(begin)

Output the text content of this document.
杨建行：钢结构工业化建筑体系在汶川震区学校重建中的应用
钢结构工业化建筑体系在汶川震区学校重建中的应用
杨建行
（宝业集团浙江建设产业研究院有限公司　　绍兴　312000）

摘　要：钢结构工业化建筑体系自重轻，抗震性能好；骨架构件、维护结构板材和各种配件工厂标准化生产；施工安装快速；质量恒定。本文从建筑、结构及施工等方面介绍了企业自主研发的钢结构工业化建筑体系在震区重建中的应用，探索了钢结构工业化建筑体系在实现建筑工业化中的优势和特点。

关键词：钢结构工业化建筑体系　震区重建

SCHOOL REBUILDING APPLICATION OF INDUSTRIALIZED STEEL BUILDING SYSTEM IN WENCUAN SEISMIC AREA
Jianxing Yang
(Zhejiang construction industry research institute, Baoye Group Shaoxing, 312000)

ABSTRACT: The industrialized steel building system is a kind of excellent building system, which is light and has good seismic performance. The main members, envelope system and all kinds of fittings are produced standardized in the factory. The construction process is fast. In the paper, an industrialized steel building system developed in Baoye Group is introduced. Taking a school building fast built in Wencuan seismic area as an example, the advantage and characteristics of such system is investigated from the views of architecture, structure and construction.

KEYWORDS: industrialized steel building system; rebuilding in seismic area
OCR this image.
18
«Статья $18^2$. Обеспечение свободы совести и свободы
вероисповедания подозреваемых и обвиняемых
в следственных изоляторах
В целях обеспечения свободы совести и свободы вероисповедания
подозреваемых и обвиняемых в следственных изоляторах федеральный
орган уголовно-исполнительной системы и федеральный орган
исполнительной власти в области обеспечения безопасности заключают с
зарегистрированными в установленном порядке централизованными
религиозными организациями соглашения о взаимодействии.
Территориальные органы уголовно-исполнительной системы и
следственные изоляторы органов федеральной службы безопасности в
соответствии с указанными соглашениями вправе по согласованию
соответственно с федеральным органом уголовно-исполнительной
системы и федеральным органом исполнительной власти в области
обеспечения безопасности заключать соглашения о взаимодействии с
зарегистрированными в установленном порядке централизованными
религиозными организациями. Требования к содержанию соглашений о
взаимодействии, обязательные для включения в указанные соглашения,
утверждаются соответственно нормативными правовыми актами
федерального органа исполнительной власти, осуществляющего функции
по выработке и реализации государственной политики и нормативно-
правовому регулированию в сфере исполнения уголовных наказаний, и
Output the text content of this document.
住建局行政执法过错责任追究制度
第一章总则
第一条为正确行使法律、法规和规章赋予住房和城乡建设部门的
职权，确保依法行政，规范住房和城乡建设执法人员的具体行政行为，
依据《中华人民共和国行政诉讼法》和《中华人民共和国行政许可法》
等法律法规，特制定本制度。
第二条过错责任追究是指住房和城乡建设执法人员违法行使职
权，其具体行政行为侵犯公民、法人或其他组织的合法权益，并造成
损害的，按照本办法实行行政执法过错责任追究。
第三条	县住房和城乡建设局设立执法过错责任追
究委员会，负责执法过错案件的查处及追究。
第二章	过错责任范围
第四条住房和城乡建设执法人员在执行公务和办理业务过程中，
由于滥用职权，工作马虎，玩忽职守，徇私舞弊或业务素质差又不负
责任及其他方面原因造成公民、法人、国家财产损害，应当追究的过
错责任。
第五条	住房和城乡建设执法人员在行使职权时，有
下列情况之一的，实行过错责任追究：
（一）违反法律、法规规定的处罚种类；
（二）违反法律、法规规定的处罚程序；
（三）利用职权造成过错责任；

(end)

→ **Task to complete**:
Make an exact copy of the data above.

→ **Problem solution**:
Output the text content of this document.
杨建行：钢结构工业化建筑体系在汶川震区学校重建中的应用
钢结构工业化建筑体系在汶川震区学校重建中的应用
杨建行
（宝业集团浙江建设产业研究院有限公司　　绍兴　312000）

摘　要：钢结构工业化建筑体系自重轻，抗震性能好；骨架构件、维护结构板材和各种配件工厂标准化生产；施工安装快速；质量恒定。本文从建筑、结构及施工等方面介绍了企业自主研发的钢结构工业化建筑体系在震区重建中的应用，探索了钢结构工业化建筑体系在实现建筑工业化中的优势和特点。

关键词：钢结构工业化建筑体系　震区重建

SCHOOL REBUILDING APPLICATION OF INDUSTRIALIZED STEEL BUILDING SYSTEM IN WENCUAN SEISMIC AREA
Jianxing Yang
(Zhejiang construction industry research institute, Baoye Group Shaoxing, 312000)

ABSTRACT: The industrialized steel building system is a kind of excellent building system, which is light and has good seismic performance. The main members, envelope system and all kinds of fittings are produced standardized in the factory. The construction process is fast. In the paper, an industrialized steel building system developed in Baoye Group is introduced. Taking a school building fast built in Wencuan seismic area as an example, the advantage and characteristics of such system is investigated from the views of architecture, structure and construction.

KEYWORDS: industrialized steel building system; rebuilding in seismic area
OCR this image.
18
«Статья $18^2$. Обеспечение свободы совести и свободы
вероисповедания подозреваемых и обвиняемых
в следственных изоляторах
В целях обеспечения свободы совести и свободы вероисповедания
подозреваемых и обвиняемых в следственных изоляторах федеральный
орган уголовно-исполнительной системы и федеральный орган
исполнительной власти в области обеспечения безопасности заключают с
зарегистрированными в установленном порядке централизованными
религиозными организациями соглашения о взаимодействии.
Территориальные органы уголовно-исполнительной системы и
следственные изоляторы органов федеральной службы безопасности в
соответствии с указанными соглашениями вправе по согласованию
соответственно с федеральным органом уголовно-исполнительной
системы и федеральным органом исполнительной власти в области
обеспечения безопасности заключать соглашения о взаимодействии с
зарегистрированными в установленном порядке централизованными
религиозными организациями. Требования к содержанию соглашений о
взаимодействии, обязательные для включения в указанные соглашения,
утверждаются соответственно нормативными правовыми актами
федерального органа исполнительной власти, осуществляющего функции
по выработке и реализации государственной политики и нормативно-
правовому регулированию в сфере исполнения уголовных наказаний, и
Output the text content of this document.
住建局行政执法过错责任追究制度
第一章总则
第一条为正确行使法律、法规和规章赋予住房和城乡建设部门的
职权，确保依法行政，规范住房和城乡建设执法人员的具体行政行为，
依据《中华人民共和国行政诉讼法》和《中华人民共和国行政许可法》
等法律法规，特制定本制度。
第二条过错责任追究是指住房和城乡建设执法人员违法行使职
权，其具体行政行为侵犯公民、法人或其他组织的合法权益，并造成
损害的，按照本办法实行行政执法过错责任追究。
第三条	县住房和城乡建设局设立执法过错责任追
究委员会，负责执法过错案件的查处及追究。
第二章	过错责任范围
第四条住房和城乡建设执法人员在执行公务和办理业务过程中，
由于滥用职权，工作马虎，玩忽职守，徇私舞弊或业务素质差又不负
责任及其他方面原因造成公民、法人、国家财产损害，应当追究的过
错责任。
第五条	住房和城乡建设执法人员在行使职权时，有
下列情况之一的，实行过错责任追究：
（一）违反法律、法规规定的处罚种类；
（二）违反法律、法规规定的处罚程序；
（三）利用职权造成过错责任；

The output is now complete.